** begin **
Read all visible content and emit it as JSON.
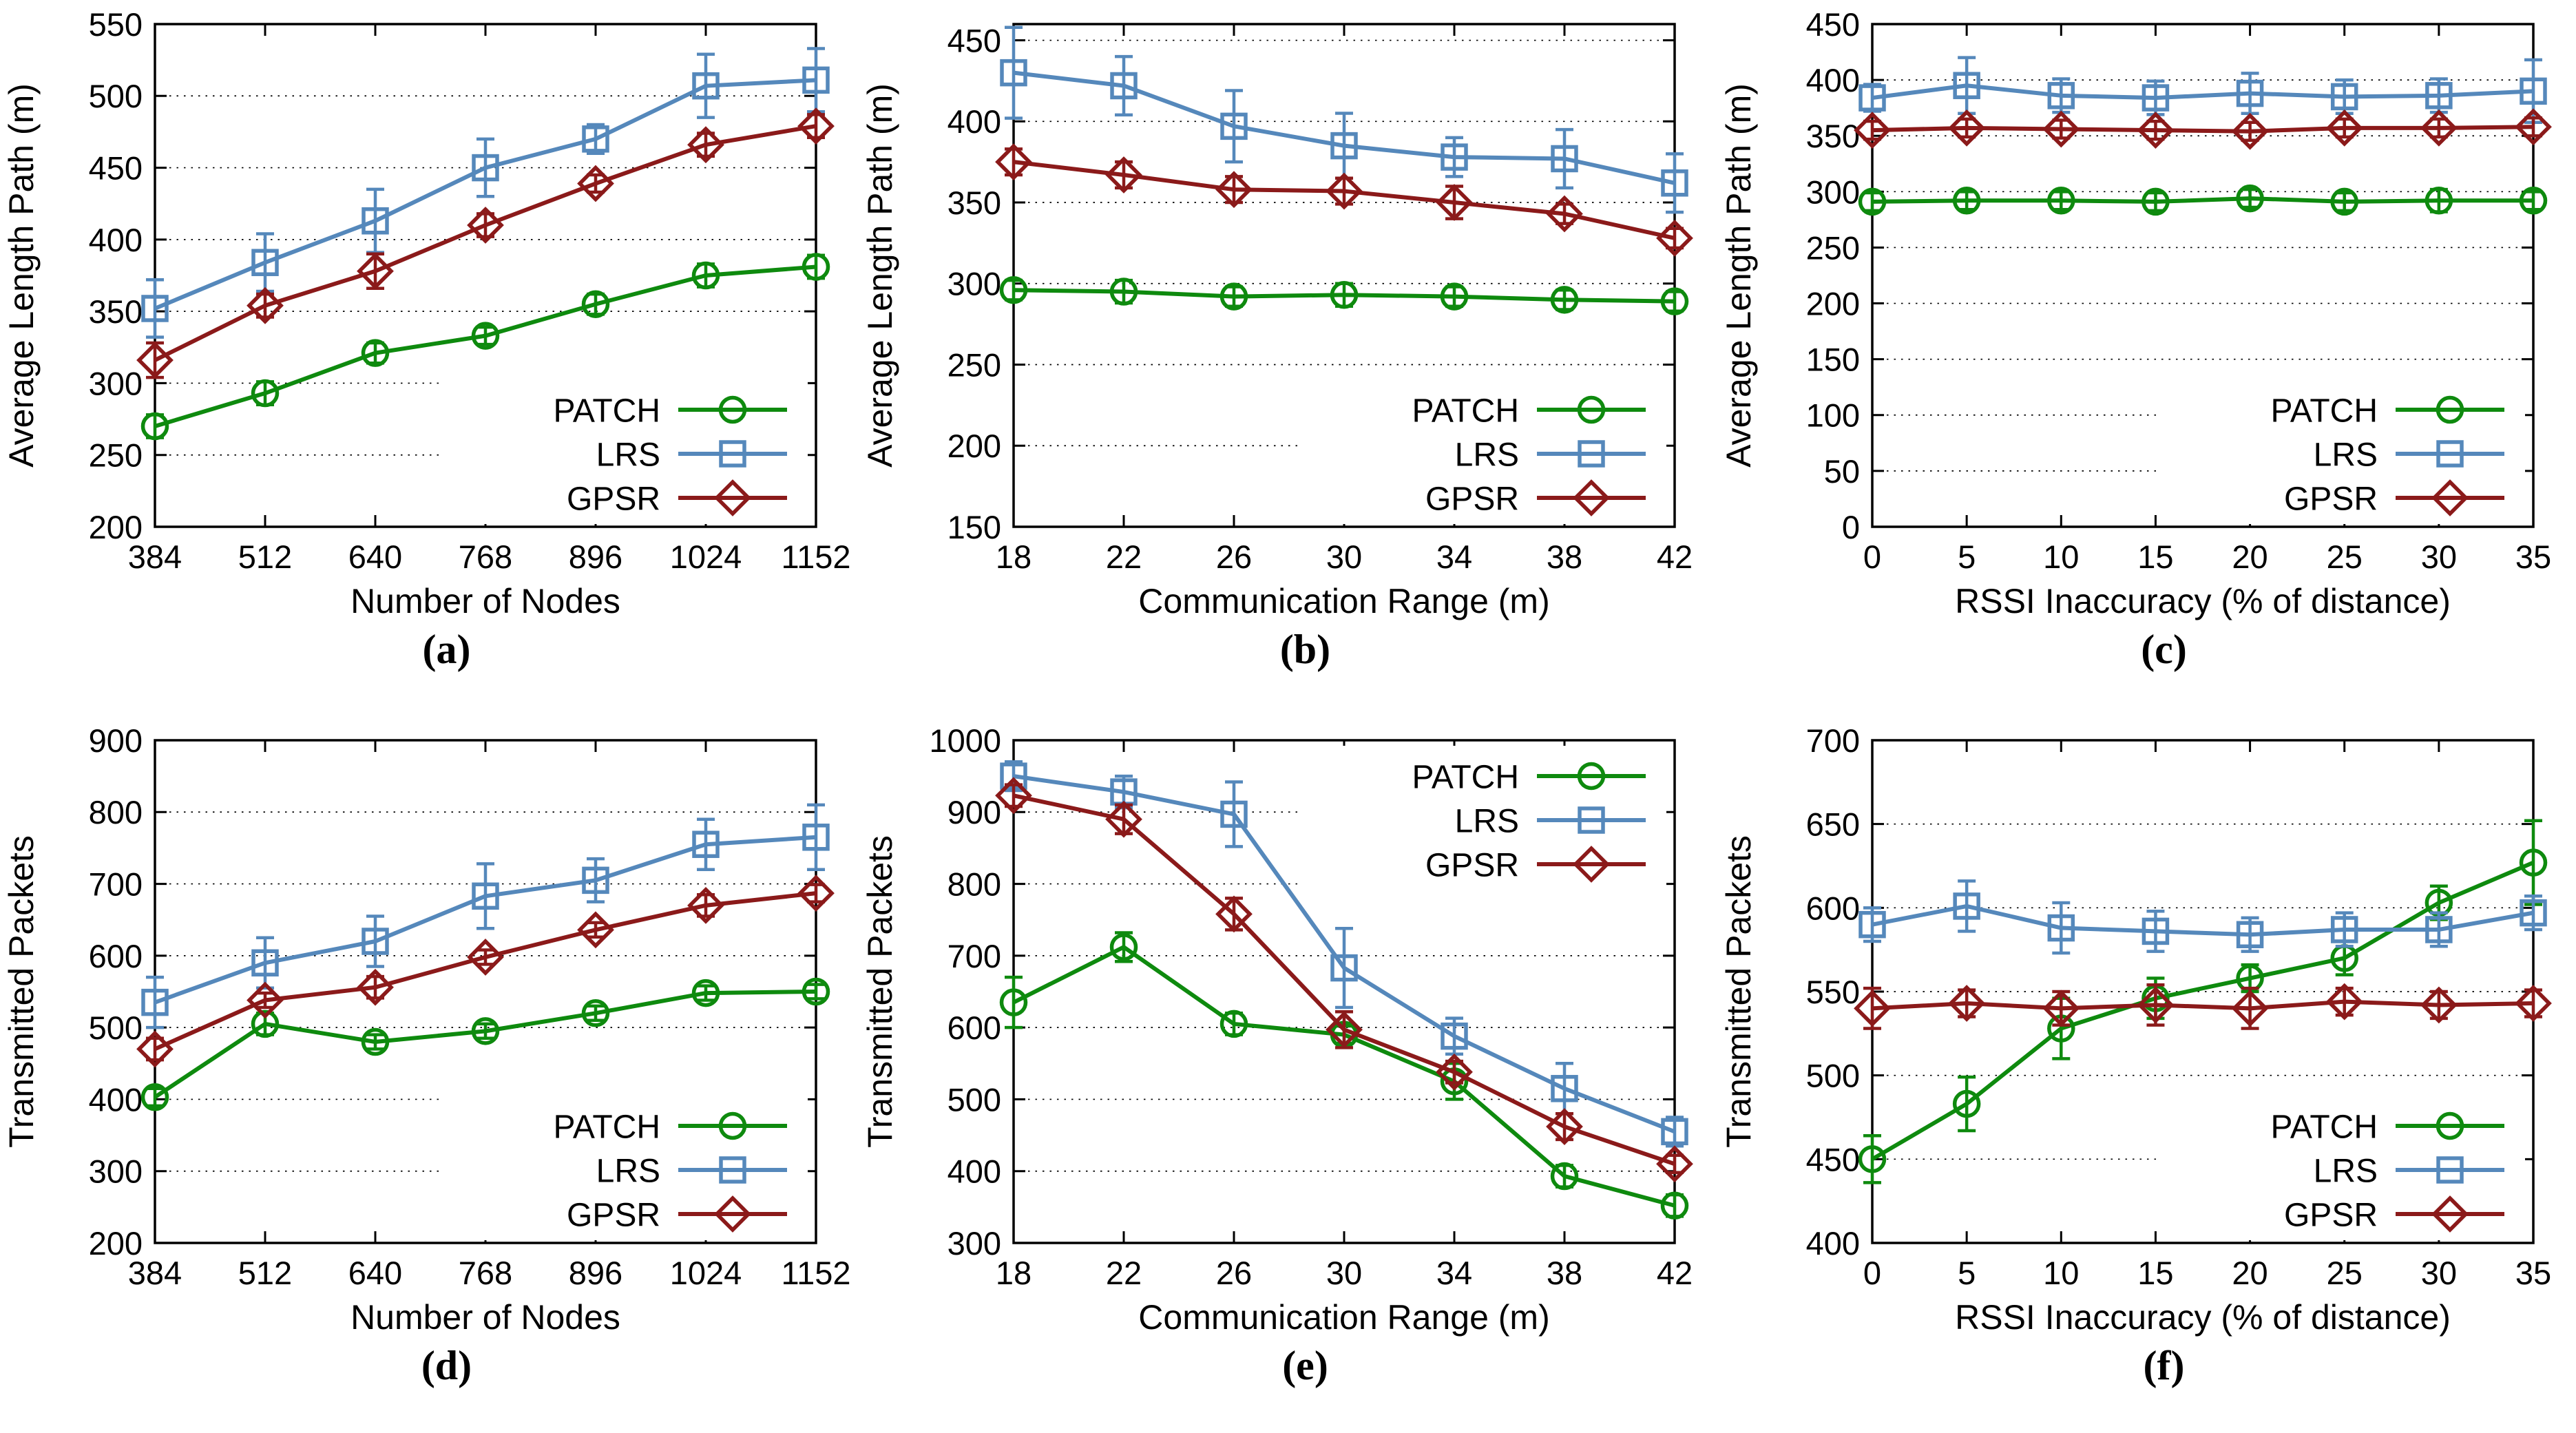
{
  "figure": {
    "background": "#ffffff",
    "series_colors": {
      "PATCH": "#0e8a0e",
      "LRS": "#5588bb",
      "GPSR": "#8b1a1a"
    }
  },
  "chart_data": [
    {
      "id": "a",
      "type": "line",
      "caption": "(a)",
      "xlabel": "Number of Nodes",
      "ylabel": "Average Length Path (m)",
      "x": [
        384,
        512,
        640,
        768,
        896,
        1024,
        1152
      ],
      "ylim": [
        200,
        550
      ],
      "yticks": [
        200,
        250,
        300,
        350,
        400,
        450,
        500,
        550
      ],
      "grid": true,
      "legend_pos": "bottom-right",
      "series": [
        {
          "name": "PATCH",
          "marker": "circle",
          "color": "#0e8a0e",
          "values": [
            270,
            293,
            321,
            333,
            355,
            375,
            381
          ],
          "errors": [
            8,
            8,
            7,
            6,
            7,
            8,
            8
          ]
        },
        {
          "name": "LRS",
          "marker": "square",
          "color": "#5588bb",
          "values": [
            352,
            384,
            413,
            450,
            470,
            507,
            511
          ],
          "errors": [
            20,
            20,
            22,
            20,
            10,
            22,
            22
          ]
        },
        {
          "name": "GPSR",
          "marker": "diamond",
          "color": "#8b1a1a",
          "values": [
            316,
            354,
            378,
            410,
            439,
            466,
            479
          ],
          "errors": [
            12,
            8,
            12,
            8,
            6,
            8,
            8
          ]
        }
      ]
    },
    {
      "id": "b",
      "type": "line",
      "caption": "(b)",
      "xlabel": "Communication Range (m)",
      "ylabel": "Average Length Path (m)",
      "x": [
        18,
        22,
        26,
        30,
        34,
        38,
        42
      ],
      "ylim": [
        150,
        460
      ],
      "yticks": [
        150,
        200,
        250,
        300,
        350,
        400,
        450
      ],
      "grid": true,
      "legend_pos": "bottom-right",
      "series": [
        {
          "name": "PATCH",
          "marker": "circle",
          "color": "#0e8a0e",
          "values": [
            296,
            295,
            292,
            293,
            292,
            290,
            289
          ],
          "errors": [
            6,
            7,
            6,
            7,
            6,
            6,
            6
          ]
        },
        {
          "name": "LRS",
          "marker": "square",
          "color": "#5588bb",
          "values": [
            430,
            422,
            397,
            385,
            378,
            377,
            362
          ],
          "errors": [
            28,
            18,
            22,
            20,
            12,
            18,
            18
          ]
        },
        {
          "name": "GPSR",
          "marker": "diamond",
          "color": "#8b1a1a",
          "values": [
            375,
            367,
            358,
            357,
            350,
            343,
            328
          ],
          "errors": [
            8,
            8,
            8,
            8,
            10,
            6,
            6
          ]
        }
      ]
    },
    {
      "id": "c",
      "type": "line",
      "caption": "(c)",
      "xlabel": "RSSI Inaccuracy (% of distance)",
      "ylabel": "Average Length Path (m)",
      "x": [
        0,
        5,
        10,
        15,
        20,
        25,
        30,
        35
      ],
      "ylim": [
        0,
        450
      ],
      "yticks": [
        0,
        50,
        100,
        150,
        200,
        250,
        300,
        350,
        400,
        450
      ],
      "grid": true,
      "legend_pos": "bottom-right",
      "series": [
        {
          "name": "PATCH",
          "marker": "circle",
          "color": "#0e8a0e",
          "values": [
            291,
            292,
            292,
            291,
            294,
            291,
            292,
            292
          ],
          "errors": [
            8,
            8,
            8,
            8,
            8,
            8,
            10,
            8
          ]
        },
        {
          "name": "LRS",
          "marker": "square",
          "color": "#5588bb",
          "values": [
            384,
            395,
            386,
            384,
            388,
            385,
            386,
            390
          ],
          "errors": [
            12,
            25,
            15,
            15,
            18,
            15,
            15,
            28
          ]
        },
        {
          "name": "GPSR",
          "marker": "diamond",
          "color": "#8b1a1a",
          "values": [
            355,
            357,
            356,
            355,
            354,
            357,
            357,
            358
          ],
          "errors": [
            8,
            8,
            8,
            8,
            8,
            8,
            8,
            8
          ]
        }
      ]
    },
    {
      "id": "d",
      "type": "line",
      "caption": "(d)",
      "xlabel": "Number of Nodes",
      "ylabel": "Transmitted Packets",
      "x": [
        384,
        512,
        640,
        768,
        896,
        1024,
        1152
      ],
      "ylim": [
        200,
        900
      ],
      "yticks": [
        200,
        300,
        400,
        500,
        600,
        700,
        800,
        900
      ],
      "grid": true,
      "legend_pos": "bottom-right",
      "series": [
        {
          "name": "PATCH",
          "marker": "circle",
          "color": "#0e8a0e",
          "values": [
            403,
            505,
            480,
            495,
            520,
            548,
            550
          ],
          "errors": [
            12,
            15,
            10,
            10,
            10,
            10,
            10
          ]
        },
        {
          "name": "LRS",
          "marker": "square",
          "color": "#5588bb",
          "values": [
            535,
            590,
            620,
            683,
            705,
            755,
            765
          ],
          "errors": [
            35,
            35,
            35,
            45,
            30,
            35,
            45
          ]
        },
        {
          "name": "GPSR",
          "marker": "diamond",
          "color": "#8b1a1a",
          "values": [
            470,
            538,
            556,
            598,
            636,
            670,
            687
          ],
          "errors": [
            15,
            10,
            15,
            10,
            10,
            15,
            12
          ]
        }
      ]
    },
    {
      "id": "e",
      "type": "line",
      "caption": "(e)",
      "xlabel": "Communication Range (m)",
      "ylabel": "Transmitted Packets",
      "x": [
        18,
        22,
        26,
        30,
        34,
        38,
        42
      ],
      "ylim": [
        300,
        1000
      ],
      "yticks": [
        300,
        400,
        500,
        600,
        700,
        800,
        900,
        1000
      ],
      "grid": true,
      "legend_pos": "top-right",
      "series": [
        {
          "name": "PATCH",
          "marker": "circle",
          "color": "#0e8a0e",
          "values": [
            635,
            712,
            605,
            590,
            525,
            393,
            352
          ],
          "errors": [
            35,
            20,
            15,
            12,
            25,
            15,
            15
          ]
        },
        {
          "name": "LRS",
          "marker": "square",
          "color": "#5588bb",
          "values": [
            950,
            928,
            897,
            683,
            588,
            515,
            455
          ],
          "errors": [
            20,
            22,
            45,
            55,
            25,
            35,
            20
          ]
        },
        {
          "name": "GPSR",
          "marker": "diamond",
          "color": "#8b1a1a",
          "values": [
            923,
            890,
            758,
            597,
            538,
            462,
            410
          ],
          "errors": [
            15,
            20,
            22,
            25,
            15,
            18,
            12
          ]
        }
      ]
    },
    {
      "id": "f",
      "type": "line",
      "caption": "(f)",
      "xlabel": "RSSI Inaccuracy (% of distance)",
      "ylabel": "Transmitted Packets",
      "x": [
        0,
        5,
        10,
        15,
        20,
        25,
        30,
        35
      ],
      "ylim": [
        400,
        700
      ],
      "yticks": [
        400,
        450,
        500,
        550,
        600,
        650,
        700
      ],
      "grid": true,
      "legend_pos": "bottom-right",
      "series": [
        {
          "name": "PATCH",
          "marker": "circle",
          "color": "#0e8a0e",
          "values": [
            450,
            483,
            528,
            546,
            558,
            570,
            603,
            627
          ],
          "errors": [
            14,
            16,
            18,
            12,
            8,
            10,
            10,
            25
          ]
        },
        {
          "name": "LRS",
          "marker": "square",
          "color": "#5588bb",
          "values": [
            590,
            601,
            588,
            586,
            584,
            587,
            587,
            597
          ],
          "errors": [
            10,
            15,
            15,
            12,
            10,
            10,
            10,
            10
          ]
        },
        {
          "name": "GPSR",
          "marker": "diamond",
          "color": "#8b1a1a",
          "values": [
            540,
            543,
            540,
            542,
            540,
            544,
            542,
            543
          ],
          "errors": [
            12,
            8,
            10,
            12,
            12,
            8,
            8,
            8
          ]
        }
      ]
    }
  ]
}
** end **
**STATED PROBLEM:**
Copy every record above exactly as written, but leave out the pictures.

**ANSWER TO THIS EXERCISE:**
Read all visible content and emit it as JSON.
{
  "figure": {
    "background": "#ffffff",
    "series_colors": {
      "PATCH": "#0e8a0e",
      "LRS": "#5588bb",
      "GPSR": "#8b1a1a"
    }
  },
  "chart_data": [
    {
      "id": "a",
      "type": "line",
      "caption": "(a)",
      "xlabel": "Number of Nodes",
      "ylabel": "Average Length Path (m)",
      "x": [
        384,
        512,
        640,
        768,
        896,
        1024,
        1152
      ],
      "ylim": [
        200,
        550
      ],
      "yticks": [
        200,
        250,
        300,
        350,
        400,
        450,
        500,
        550
      ],
      "grid": true,
      "legend_pos": "bottom-right",
      "series": [
        {
          "name": "PATCH",
          "marker": "circle",
          "color": "#0e8a0e",
          "values": [
            270,
            293,
            321,
            333,
            355,
            375,
            381
          ],
          "errors": [
            8,
            8,
            7,
            6,
            7,
            8,
            8
          ]
        },
        {
          "name": "LRS",
          "marker": "square",
          "color": "#5588bb",
          "values": [
            352,
            384,
            413,
            450,
            470,
            507,
            511
          ],
          "errors": [
            20,
            20,
            22,
            20,
            10,
            22,
            22
          ]
        },
        {
          "name": "GPSR",
          "marker": "diamond",
          "color": "#8b1a1a",
          "values": [
            316,
            354,
            378,
            410,
            439,
            466,
            479
          ],
          "errors": [
            12,
            8,
            12,
            8,
            6,
            8,
            8
          ]
        }
      ]
    },
    {
      "id": "b",
      "type": "line",
      "caption": "(b)",
      "xlabel": "Communication Range (m)",
      "ylabel": "Average Length Path (m)",
      "x": [
        18,
        22,
        26,
        30,
        34,
        38,
        42
      ],
      "ylim": [
        150,
        460
      ],
      "yticks": [
        150,
        200,
        250,
        300,
        350,
        400,
        450
      ],
      "grid": true,
      "legend_pos": "bottom-right",
      "series": [
        {
          "name": "PATCH",
          "marker": "circle",
          "color": "#0e8a0e",
          "values": [
            296,
            295,
            292,
            293,
            292,
            290,
            289
          ],
          "errors": [
            6,
            7,
            6,
            7,
            6,
            6,
            6
          ]
        },
        {
          "name": "LRS",
          "marker": "square",
          "color": "#5588bb",
          "values": [
            430,
            422,
            397,
            385,
            378,
            377,
            362
          ],
          "errors": [
            28,
            18,
            22,
            20,
            12,
            18,
            18
          ]
        },
        {
          "name": "GPSR",
          "marker": "diamond",
          "color": "#8b1a1a",
          "values": [
            375,
            367,
            358,
            357,
            350,
            343,
            328
          ],
          "errors": [
            8,
            8,
            8,
            8,
            10,
            6,
            6
          ]
        }
      ]
    },
    {
      "id": "c",
      "type": "line",
      "caption": "(c)",
      "xlabel": "RSSI Inaccuracy (% of distance)",
      "ylabel": "Average Length Path (m)",
      "x": [
        0,
        5,
        10,
        15,
        20,
        25,
        30,
        35
      ],
      "ylim": [
        0,
        450
      ],
      "yticks": [
        0,
        50,
        100,
        150,
        200,
        250,
        300,
        350,
        400,
        450
      ],
      "grid": true,
      "legend_pos": "bottom-right",
      "series": [
        {
          "name": "PATCH",
          "marker": "circle",
          "color": "#0e8a0e",
          "values": [
            291,
            292,
            292,
            291,
            294,
            291,
            292,
            292
          ],
          "errors": [
            8,
            8,
            8,
            8,
            8,
            8,
            10,
            8
          ]
        },
        {
          "name": "LRS",
          "marker": "square",
          "color": "#5588bb",
          "values": [
            384,
            395,
            386,
            384,
            388,
            385,
            386,
            390
          ],
          "errors": [
            12,
            25,
            15,
            15,
            18,
            15,
            15,
            28
          ]
        },
        {
          "name": "GPSR",
          "marker": "diamond",
          "color": "#8b1a1a",
          "values": [
            355,
            357,
            356,
            355,
            354,
            357,
            357,
            358
          ],
          "errors": [
            8,
            8,
            8,
            8,
            8,
            8,
            8,
            8
          ]
        }
      ]
    },
    {
      "id": "d",
      "type": "line",
      "caption": "(d)",
      "xlabel": "Number of Nodes",
      "ylabel": "Transmitted Packets",
      "x": [
        384,
        512,
        640,
        768,
        896,
        1024,
        1152
      ],
      "ylim": [
        200,
        900
      ],
      "yticks": [
        200,
        300,
        400,
        500,
        600,
        700,
        800,
        900
      ],
      "grid": true,
      "legend_pos": "bottom-right",
      "series": [
        {
          "name": "PATCH",
          "marker": "circle",
          "color": "#0e8a0e",
          "values": [
            403,
            505,
            480,
            495,
            520,
            548,
            550
          ],
          "errors": [
            12,
            15,
            10,
            10,
            10,
            10,
            10
          ]
        },
        {
          "name": "LRS",
          "marker": "square",
          "color": "#5588bb",
          "values": [
            535,
            590,
            620,
            683,
            705,
            755,
            765
          ],
          "errors": [
            35,
            35,
            35,
            45,
            30,
            35,
            45
          ]
        },
        {
          "name": "GPSR",
          "marker": "diamond",
          "color": "#8b1a1a",
          "values": [
            470,
            538,
            556,
            598,
            636,
            670,
            687
          ],
          "errors": [
            15,
            10,
            15,
            10,
            10,
            15,
            12
          ]
        }
      ]
    },
    {
      "id": "e",
      "type": "line",
      "caption": "(e)",
      "xlabel": "Communication Range (m)",
      "ylabel": "Transmitted Packets",
      "x": [
        18,
        22,
        26,
        30,
        34,
        38,
        42
      ],
      "ylim": [
        300,
        1000
      ],
      "yticks": [
        300,
        400,
        500,
        600,
        700,
        800,
        900,
        1000
      ],
      "grid": true,
      "legend_pos": "top-right",
      "series": [
        {
          "name": "PATCH",
          "marker": "circle",
          "color": "#0e8a0e",
          "values": [
            635,
            712,
            605,
            590,
            525,
            393,
            352
          ],
          "errors": [
            35,
            20,
            15,
            12,
            25,
            15,
            15
          ]
        },
        {
          "name": "LRS",
          "marker": "square",
          "color": "#5588bb",
          "values": [
            950,
            928,
            897,
            683,
            588,
            515,
            455
          ],
          "errors": [
            20,
            22,
            45,
            55,
            25,
            35,
            20
          ]
        },
        {
          "name": "GPSR",
          "marker": "diamond",
          "color": "#8b1a1a",
          "values": [
            923,
            890,
            758,
            597,
            538,
            462,
            410
          ],
          "errors": [
            15,
            20,
            22,
            25,
            15,
            18,
            12
          ]
        }
      ]
    },
    {
      "id": "f",
      "type": "line",
      "caption": "(f)",
      "xlabel": "RSSI Inaccuracy (% of distance)",
      "ylabel": "Transmitted Packets",
      "x": [
        0,
        5,
        10,
        15,
        20,
        25,
        30,
        35
      ],
      "ylim": [
        400,
        700
      ],
      "yticks": [
        400,
        450,
        500,
        550,
        600,
        650,
        700
      ],
      "grid": true,
      "legend_pos": "bottom-right",
      "series": [
        {
          "name": "PATCH",
          "marker": "circle",
          "color": "#0e8a0e",
          "values": [
            450,
            483,
            528,
            546,
            558,
            570,
            603,
            627
          ],
          "errors": [
            14,
            16,
            18,
            12,
            8,
            10,
            10,
            25
          ]
        },
        {
          "name": "LRS",
          "marker": "square",
          "color": "#5588bb",
          "values": [
            590,
            601,
            588,
            586,
            584,
            587,
            587,
            597
          ],
          "errors": [
            10,
            15,
            15,
            12,
            10,
            10,
            10,
            10
          ]
        },
        {
          "name": "GPSR",
          "marker": "diamond",
          "color": "#8b1a1a",
          "values": [
            540,
            543,
            540,
            542,
            540,
            544,
            542,
            543
          ],
          "errors": [
            12,
            8,
            10,
            12,
            12,
            8,
            8,
            8
          ]
        }
      ]
    }
  ]
}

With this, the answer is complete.